▶ _INSTRUCTIONS FOR THE TASK_
Output every record word for word.
---------- DATA FOR THIS TASK ----------
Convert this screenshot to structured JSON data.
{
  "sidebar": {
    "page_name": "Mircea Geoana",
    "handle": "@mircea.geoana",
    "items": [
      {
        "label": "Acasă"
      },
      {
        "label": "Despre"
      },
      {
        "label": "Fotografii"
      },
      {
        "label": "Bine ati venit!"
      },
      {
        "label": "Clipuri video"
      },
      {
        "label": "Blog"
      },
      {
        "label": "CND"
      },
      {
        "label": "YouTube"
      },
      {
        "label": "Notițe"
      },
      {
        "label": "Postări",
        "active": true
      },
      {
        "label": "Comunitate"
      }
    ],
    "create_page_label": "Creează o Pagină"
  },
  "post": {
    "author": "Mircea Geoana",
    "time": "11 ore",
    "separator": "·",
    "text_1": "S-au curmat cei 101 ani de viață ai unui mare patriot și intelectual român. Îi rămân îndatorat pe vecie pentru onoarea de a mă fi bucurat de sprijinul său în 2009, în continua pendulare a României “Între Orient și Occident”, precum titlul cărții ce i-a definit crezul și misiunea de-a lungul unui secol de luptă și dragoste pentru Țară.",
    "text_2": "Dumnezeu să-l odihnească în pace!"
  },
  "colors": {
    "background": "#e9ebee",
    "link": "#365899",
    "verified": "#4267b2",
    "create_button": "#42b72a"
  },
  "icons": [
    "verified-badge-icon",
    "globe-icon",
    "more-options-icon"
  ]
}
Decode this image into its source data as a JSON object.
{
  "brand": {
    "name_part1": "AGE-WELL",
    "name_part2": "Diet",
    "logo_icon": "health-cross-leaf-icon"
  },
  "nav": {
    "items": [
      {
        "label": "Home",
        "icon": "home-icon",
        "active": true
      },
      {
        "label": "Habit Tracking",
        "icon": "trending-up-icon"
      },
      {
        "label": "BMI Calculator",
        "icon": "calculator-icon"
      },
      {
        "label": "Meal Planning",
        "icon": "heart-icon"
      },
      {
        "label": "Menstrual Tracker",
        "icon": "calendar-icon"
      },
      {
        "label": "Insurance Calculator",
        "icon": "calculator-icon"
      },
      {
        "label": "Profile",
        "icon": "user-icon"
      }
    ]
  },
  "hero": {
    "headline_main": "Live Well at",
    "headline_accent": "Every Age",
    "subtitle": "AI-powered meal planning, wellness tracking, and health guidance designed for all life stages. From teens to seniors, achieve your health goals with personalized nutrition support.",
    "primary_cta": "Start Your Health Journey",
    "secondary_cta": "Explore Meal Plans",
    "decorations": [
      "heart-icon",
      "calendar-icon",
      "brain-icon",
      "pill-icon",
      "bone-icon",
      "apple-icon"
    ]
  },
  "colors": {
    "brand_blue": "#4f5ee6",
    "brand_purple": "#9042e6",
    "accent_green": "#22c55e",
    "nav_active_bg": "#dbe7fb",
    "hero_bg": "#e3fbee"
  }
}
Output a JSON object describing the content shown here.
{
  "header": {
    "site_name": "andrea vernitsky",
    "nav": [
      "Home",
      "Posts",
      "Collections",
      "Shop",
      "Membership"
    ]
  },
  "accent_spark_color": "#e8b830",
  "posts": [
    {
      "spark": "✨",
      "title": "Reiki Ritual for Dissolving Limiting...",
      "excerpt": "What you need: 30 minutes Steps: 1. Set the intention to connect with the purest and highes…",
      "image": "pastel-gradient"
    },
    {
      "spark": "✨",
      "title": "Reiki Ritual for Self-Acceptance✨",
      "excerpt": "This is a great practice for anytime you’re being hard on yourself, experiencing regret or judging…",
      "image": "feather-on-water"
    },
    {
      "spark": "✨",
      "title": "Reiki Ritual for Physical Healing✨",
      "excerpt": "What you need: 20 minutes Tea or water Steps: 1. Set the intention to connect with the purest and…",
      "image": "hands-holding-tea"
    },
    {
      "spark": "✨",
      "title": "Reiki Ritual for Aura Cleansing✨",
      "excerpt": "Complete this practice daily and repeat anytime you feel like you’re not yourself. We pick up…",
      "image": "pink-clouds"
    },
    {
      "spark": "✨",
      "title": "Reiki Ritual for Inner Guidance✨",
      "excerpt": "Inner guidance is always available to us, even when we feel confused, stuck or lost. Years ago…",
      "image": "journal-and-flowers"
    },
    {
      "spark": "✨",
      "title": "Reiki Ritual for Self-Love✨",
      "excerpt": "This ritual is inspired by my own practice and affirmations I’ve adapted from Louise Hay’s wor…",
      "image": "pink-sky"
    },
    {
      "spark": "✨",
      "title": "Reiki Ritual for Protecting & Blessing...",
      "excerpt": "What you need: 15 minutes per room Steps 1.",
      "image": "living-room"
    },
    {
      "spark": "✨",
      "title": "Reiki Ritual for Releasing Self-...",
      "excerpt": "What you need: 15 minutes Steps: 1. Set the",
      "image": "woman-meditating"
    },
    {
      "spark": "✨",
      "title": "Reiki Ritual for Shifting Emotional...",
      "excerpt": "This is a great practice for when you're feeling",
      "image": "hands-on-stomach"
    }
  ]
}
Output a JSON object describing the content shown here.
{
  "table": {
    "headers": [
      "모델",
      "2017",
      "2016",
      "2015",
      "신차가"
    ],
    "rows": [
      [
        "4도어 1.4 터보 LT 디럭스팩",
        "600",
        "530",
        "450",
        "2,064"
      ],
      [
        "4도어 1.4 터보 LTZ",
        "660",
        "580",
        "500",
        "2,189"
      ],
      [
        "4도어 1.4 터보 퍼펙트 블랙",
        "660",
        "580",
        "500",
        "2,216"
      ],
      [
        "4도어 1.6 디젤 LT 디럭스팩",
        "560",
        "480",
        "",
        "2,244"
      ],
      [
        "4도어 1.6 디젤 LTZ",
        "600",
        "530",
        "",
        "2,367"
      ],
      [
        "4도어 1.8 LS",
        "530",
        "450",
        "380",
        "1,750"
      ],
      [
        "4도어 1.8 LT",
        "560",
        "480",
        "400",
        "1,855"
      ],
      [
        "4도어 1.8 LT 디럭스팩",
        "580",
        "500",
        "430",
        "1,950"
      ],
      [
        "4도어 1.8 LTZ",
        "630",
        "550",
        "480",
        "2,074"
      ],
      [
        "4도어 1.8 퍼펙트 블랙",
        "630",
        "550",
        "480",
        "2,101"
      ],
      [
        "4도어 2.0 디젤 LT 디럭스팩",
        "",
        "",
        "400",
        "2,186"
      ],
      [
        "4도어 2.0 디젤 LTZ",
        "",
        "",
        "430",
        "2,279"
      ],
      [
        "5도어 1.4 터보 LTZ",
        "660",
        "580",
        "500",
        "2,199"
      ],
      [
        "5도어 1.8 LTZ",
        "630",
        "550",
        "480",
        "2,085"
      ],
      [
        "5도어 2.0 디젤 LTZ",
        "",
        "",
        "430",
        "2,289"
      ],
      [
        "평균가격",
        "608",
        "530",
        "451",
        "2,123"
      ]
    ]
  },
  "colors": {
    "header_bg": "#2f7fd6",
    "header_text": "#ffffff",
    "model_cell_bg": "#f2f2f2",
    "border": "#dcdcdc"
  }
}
----------
▶ _WORKED ANSWER_
Convert this screenshot to structured JSON data.
{
  "sidebar": {
    "page_name": "Mircea Geoana",
    "handle": "@mircea.geoana",
    "items": [
      {
        "label": "Acasă"
      },
      {
        "label": "Despre"
      },
      {
        "label": "Fotografii"
      },
      {
        "label": "Bine ati venit!"
      },
      {
        "label": "Clipuri video"
      },
      {
        "label": "Blog"
      },
      {
        "label": "CND"
      },
      {
        "label": "YouTube"
      },
      {
        "label": "Notițe"
      },
      {
        "label": "Postări",
        "active": true
      },
      {
        "label": "Comunitate"
      }
    ],
    "create_page_label": "Creează o Pagină"
  },
  "post": {
    "author": "Mircea Geoana",
    "time": "11 ore",
    "separator": "·",
    "text_1": "S-au curmat cei 101 ani de viață ai unui mare patriot și intelectual român. Îi rămân îndatorat pe vecie pentru onoarea de a mă fi bucurat de sprijinul său în 2009, în continua pendulare a României “Între Orient și Occident”, precum titlul cărții ce i-a definit crezul și misiunea de-a lungul unui secol de luptă și dragoste pentru Țară.",
    "text_2": "Dumnezeu să-l odihnească în pace!"
  },
  "colors": {
    "background": "#e9ebee",
    "link": "#365899",
    "verified": "#4267b2",
    "create_button": "#42b72a"
  },
  "icons": [
    "verified-badge-icon",
    "globe-icon",
    "more-options-icon"
  ]
}
Decode this image into its source data as a JSON object.
{
  "brand": {
    "name_part1": "AGE-WELL",
    "name_part2": "Diet",
    "logo_icon": "health-cross-leaf-icon"
  },
  "nav": {
    "items": [
      {
        "label": "Home",
        "icon": "home-icon",
        "active": true
      },
      {
        "label": "Habit Tracking",
        "icon": "trending-up-icon"
      },
      {
        "label": "BMI Calculator",
        "icon": "calculator-icon"
      },
      {
        "label": "Meal Planning",
        "icon": "heart-icon"
      },
      {
        "label": "Menstrual Tracker",
        "icon": "calendar-icon"
      },
      {
        "label": "Insurance Calculator",
        "icon": "calculator-icon"
      },
      {
        "label": "Profile",
        "icon": "user-icon"
      }
    ]
  },
  "hero": {
    "headline_main": "Live Well at",
    "headline_accent": "Every Age",
    "subtitle": "AI-powered meal planning, wellness tracking, and health guidance designed for all life stages. From teens to seniors, achieve your health goals with personalized nutrition support.",
    "primary_cta": "Start Your Health Journey",
    "secondary_cta": "Explore Meal Plans",
    "decorations": [
      "heart-icon",
      "calendar-icon",
      "brain-icon",
      "pill-icon",
      "bone-icon",
      "apple-icon"
    ]
  },
  "colors": {
    "brand_blue": "#4f5ee6",
    "brand_purple": "#9042e6",
    "accent_green": "#22c55e",
    "nav_active_bg": "#dbe7fb",
    "hero_bg": "#e3fbee"
  }
}
Output a JSON object describing the content shown here.
{
  "header": {
    "site_name": "andrea vernitsky",
    "nav": [
      "Home",
      "Posts",
      "Collections",
      "Shop",
      "Membership"
    ]
  },
  "accent_spark_color": "#e8b830",
  "posts": [
    {
      "spark": "✨",
      "title": "Reiki Ritual for Dissolving Limiting...",
      "excerpt": "What you need: 30 minutes Steps: 1. Set the intention to connect with the purest and highes…",
      "image": "pastel-gradient"
    },
    {
      "spark": "✨",
      "title": "Reiki Ritual for Self-Acceptance✨",
      "excerpt": "This is a great practice for anytime you’re being hard on yourself, experiencing regret or judging…",
      "image": "feather-on-water"
    },
    {
      "spark": "✨",
      "title": "Reiki Ritual for Physical Healing✨",
      "excerpt": "What you need: 20 minutes Tea or water Steps: 1. Set the intention to connect with the purest and…",
      "image": "hands-holding-tea"
    },
    {
      "spark": "✨",
      "title": "Reiki Ritual for Aura Cleansing✨",
      "excerpt": "Complete this practice daily and repeat anytime you feel like you’re not yourself. We pick up…",
      "image": "pink-clouds"
    },
    {
      "spark": "✨",
      "title": "Reiki Ritual for Inner Guidance✨",
      "excerpt": "Inner guidance is always available to us, even when we feel confused, stuck or lost. Years ago…",
      "image": "journal-and-flowers"
    },
    {
      "spark": "✨",
      "title": "Reiki Ritual for Self-Love✨",
      "excerpt": "This ritual is inspired by my own practice and affirmations I’ve adapted from Louise Hay’s wor…",
      "image": "pink-sky"
    },
    {
      "spark": "✨",
      "title": "Reiki Ritual for Protecting & Blessing...",
      "excerpt": "What you need: 15 minutes per room Steps 1.",
      "image": "living-room"
    },
    {
      "spark": "✨",
      "title": "Reiki Ritual for Releasing Self-...",
      "excerpt": "What you need: 15 minutes Steps: 1. Set the",
      "image": "woman-meditating"
    },
    {
      "spark": "✨",
      "title": "Reiki Ritual for Shifting Emotional...",
      "excerpt": "This is a great practice for when you're feeling",
      "image": "hands-on-stomach"
    }
  ]
}
Output a JSON object describing the content shown here.
{
  "table": {
    "headers": [
      "모델",
      "2017",
      "2016",
      "2015",
      "신차가"
    ],
    "rows": [
      [
        "4도어 1.4 터보 LT 디럭스팩",
        "600",
        "530",
        "450",
        "2,064"
      ],
      [
        "4도어 1.4 터보 LTZ",
        "660",
        "580",
        "500",
        "2,189"
      ],
      [
        "4도어 1.4 터보 퍼펙트 블랙",
        "660",
        "580",
        "500",
        "2,216"
      ],
      [
        "4도어 1.6 디젤 LT 디럭스팩",
        "560",
        "480",
        "",
        "2,244"
      ],
      [
        "4도어 1.6 디젤 LTZ",
        "600",
        "530",
        "",
        "2,367"
      ],
      [
        "4도어 1.8 LS",
        "530",
        "450",
        "380",
        "1,750"
      ],
      [
        "4도어 1.8 LT",
        "560",
        "480",
        "400",
        "1,855"
      ],
      [
        "4도어 1.8 LT 디럭스팩",
        "580",
        "500",
        "430",
        "1,950"
      ],
      [
        "4도어 1.8 LTZ",
        "630",
        "550",
        "480",
        "2,074"
      ],
      [
        "4도어 1.8 퍼펙트 블랙",
        "630",
        "550",
        "480",
        "2,101"
      ],
      [
        "4도어 2.0 디젤 LT 디럭스팩",
        "",
        "",
        "400",
        "2,186"
      ],
      [
        "4도어 2.0 디젤 LTZ",
        "",
        "",
        "430",
        "2,279"
      ],
      [
        "5도어 1.4 터보 LTZ",
        "660",
        "580",
        "500",
        "2,199"
      ],
      [
        "5도어 1.8 LTZ",
        "630",
        "550",
        "480",
        "2,085"
      ],
      [
        "5도어 2.0 디젤 LTZ",
        "",
        "",
        "430",
        "2,289"
      ],
      [
        "평균가격",
        "608",
        "530",
        "451",
        "2,123"
      ]
    ]
  },
  "colors": {
    "header_bg": "#2f7fd6",
    "header_text": "#ffffff",
    "model_cell_bg": "#f2f2f2",
    "border": "#dcdcdc"
  }
}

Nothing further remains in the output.